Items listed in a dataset
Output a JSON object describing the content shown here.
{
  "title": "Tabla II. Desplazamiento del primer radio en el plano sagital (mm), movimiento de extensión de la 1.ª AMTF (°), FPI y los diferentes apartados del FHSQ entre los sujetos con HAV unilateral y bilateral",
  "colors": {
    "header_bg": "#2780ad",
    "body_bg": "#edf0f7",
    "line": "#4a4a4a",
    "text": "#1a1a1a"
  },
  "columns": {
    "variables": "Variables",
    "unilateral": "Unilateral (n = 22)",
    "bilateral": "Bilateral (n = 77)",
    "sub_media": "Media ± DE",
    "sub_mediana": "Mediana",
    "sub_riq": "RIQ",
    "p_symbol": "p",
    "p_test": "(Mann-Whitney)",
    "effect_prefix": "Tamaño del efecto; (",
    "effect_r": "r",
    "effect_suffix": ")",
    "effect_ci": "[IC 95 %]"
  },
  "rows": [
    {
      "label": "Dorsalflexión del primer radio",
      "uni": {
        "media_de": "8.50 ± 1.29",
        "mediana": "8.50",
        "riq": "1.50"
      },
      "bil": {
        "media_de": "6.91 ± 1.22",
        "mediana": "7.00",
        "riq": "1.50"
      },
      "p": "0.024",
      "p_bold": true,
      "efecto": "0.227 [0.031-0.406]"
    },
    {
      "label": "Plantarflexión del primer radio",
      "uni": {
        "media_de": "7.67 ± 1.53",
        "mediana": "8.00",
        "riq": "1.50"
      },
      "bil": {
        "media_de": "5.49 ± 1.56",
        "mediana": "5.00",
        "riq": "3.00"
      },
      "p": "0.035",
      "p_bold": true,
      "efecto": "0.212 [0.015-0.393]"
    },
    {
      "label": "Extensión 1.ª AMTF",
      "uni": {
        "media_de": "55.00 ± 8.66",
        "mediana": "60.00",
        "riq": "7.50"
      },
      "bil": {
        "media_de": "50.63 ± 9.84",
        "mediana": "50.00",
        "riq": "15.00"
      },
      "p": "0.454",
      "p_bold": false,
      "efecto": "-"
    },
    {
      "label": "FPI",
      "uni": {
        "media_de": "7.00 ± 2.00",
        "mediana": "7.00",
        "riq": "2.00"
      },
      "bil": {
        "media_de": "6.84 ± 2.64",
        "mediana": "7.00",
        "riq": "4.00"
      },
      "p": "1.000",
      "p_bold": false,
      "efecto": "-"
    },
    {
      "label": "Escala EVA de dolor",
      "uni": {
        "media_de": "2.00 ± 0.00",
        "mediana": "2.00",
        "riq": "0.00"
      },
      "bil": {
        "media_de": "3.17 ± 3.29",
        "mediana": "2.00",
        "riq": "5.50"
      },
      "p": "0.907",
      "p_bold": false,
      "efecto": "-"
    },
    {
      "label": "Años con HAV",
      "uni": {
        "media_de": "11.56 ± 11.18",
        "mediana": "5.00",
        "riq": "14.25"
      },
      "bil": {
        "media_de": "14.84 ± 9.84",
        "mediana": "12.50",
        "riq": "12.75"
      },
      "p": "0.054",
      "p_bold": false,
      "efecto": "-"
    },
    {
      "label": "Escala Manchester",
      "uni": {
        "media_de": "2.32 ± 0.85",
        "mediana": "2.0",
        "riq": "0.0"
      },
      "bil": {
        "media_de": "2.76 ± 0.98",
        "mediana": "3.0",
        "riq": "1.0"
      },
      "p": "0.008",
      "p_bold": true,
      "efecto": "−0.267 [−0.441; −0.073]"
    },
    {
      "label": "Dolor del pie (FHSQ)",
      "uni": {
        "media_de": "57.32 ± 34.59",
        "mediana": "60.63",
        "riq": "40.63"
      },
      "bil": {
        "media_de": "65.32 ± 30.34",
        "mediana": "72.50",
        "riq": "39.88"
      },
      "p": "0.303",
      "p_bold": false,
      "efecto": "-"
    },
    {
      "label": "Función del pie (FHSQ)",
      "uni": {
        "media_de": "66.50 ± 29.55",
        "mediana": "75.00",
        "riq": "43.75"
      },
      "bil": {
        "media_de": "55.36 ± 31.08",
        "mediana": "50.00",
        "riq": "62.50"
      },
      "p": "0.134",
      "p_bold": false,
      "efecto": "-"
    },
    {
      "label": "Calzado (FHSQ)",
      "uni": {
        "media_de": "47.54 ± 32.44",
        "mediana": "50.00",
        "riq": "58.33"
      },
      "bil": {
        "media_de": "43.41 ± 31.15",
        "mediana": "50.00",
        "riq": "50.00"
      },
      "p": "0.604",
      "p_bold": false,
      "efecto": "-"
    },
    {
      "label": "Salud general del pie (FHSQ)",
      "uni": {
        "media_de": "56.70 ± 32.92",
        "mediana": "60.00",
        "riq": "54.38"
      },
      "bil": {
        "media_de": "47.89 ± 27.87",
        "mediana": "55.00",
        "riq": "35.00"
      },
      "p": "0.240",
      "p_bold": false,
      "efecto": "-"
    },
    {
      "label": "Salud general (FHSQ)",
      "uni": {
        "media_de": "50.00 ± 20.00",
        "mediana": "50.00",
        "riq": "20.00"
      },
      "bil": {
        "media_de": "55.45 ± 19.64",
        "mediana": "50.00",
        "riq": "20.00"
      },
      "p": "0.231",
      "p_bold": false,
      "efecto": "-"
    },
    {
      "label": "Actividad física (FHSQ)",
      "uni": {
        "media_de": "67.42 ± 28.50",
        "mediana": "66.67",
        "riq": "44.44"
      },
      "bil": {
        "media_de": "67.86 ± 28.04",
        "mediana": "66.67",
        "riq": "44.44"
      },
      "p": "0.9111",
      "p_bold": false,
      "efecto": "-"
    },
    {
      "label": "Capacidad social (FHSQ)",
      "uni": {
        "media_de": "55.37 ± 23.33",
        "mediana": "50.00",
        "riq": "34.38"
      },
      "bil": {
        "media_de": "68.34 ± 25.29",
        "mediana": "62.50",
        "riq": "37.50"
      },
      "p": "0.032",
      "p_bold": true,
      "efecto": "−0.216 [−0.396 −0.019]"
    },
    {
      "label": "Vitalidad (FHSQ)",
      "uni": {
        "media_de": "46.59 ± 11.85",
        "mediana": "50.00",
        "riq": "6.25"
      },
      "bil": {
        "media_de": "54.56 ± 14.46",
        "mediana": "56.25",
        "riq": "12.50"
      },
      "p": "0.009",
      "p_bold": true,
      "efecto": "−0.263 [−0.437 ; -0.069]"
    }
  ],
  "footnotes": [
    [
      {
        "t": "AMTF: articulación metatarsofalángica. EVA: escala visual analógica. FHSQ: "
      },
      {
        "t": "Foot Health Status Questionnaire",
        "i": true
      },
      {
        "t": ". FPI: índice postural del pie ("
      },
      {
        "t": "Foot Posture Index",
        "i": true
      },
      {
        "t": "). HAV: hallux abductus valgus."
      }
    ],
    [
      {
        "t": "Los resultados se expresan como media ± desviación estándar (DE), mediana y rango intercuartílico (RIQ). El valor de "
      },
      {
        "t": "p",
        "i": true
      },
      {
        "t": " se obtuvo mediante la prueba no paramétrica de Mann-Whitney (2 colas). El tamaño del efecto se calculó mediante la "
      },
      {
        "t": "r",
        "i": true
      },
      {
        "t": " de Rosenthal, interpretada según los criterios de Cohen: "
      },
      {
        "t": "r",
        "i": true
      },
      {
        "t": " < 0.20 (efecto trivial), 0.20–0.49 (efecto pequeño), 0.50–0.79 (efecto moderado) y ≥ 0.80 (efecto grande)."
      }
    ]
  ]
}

__INSTRUCTIONS FOR THE TASK__. Copy out every line from the records that has the word "unilateral".

__SOLUTION TO THE EXERCISE__.
  "title": "Tabla II. Desplazamiento del primer radio en el plano sagital (mm), movimiento de extensión de la 1.ª AMTF (°), FPI y los diferentes apartados del FHSQ entre los sujetos con HAV unilateral y bilateral",
    "unilateral": "Unilateral (n = 22)",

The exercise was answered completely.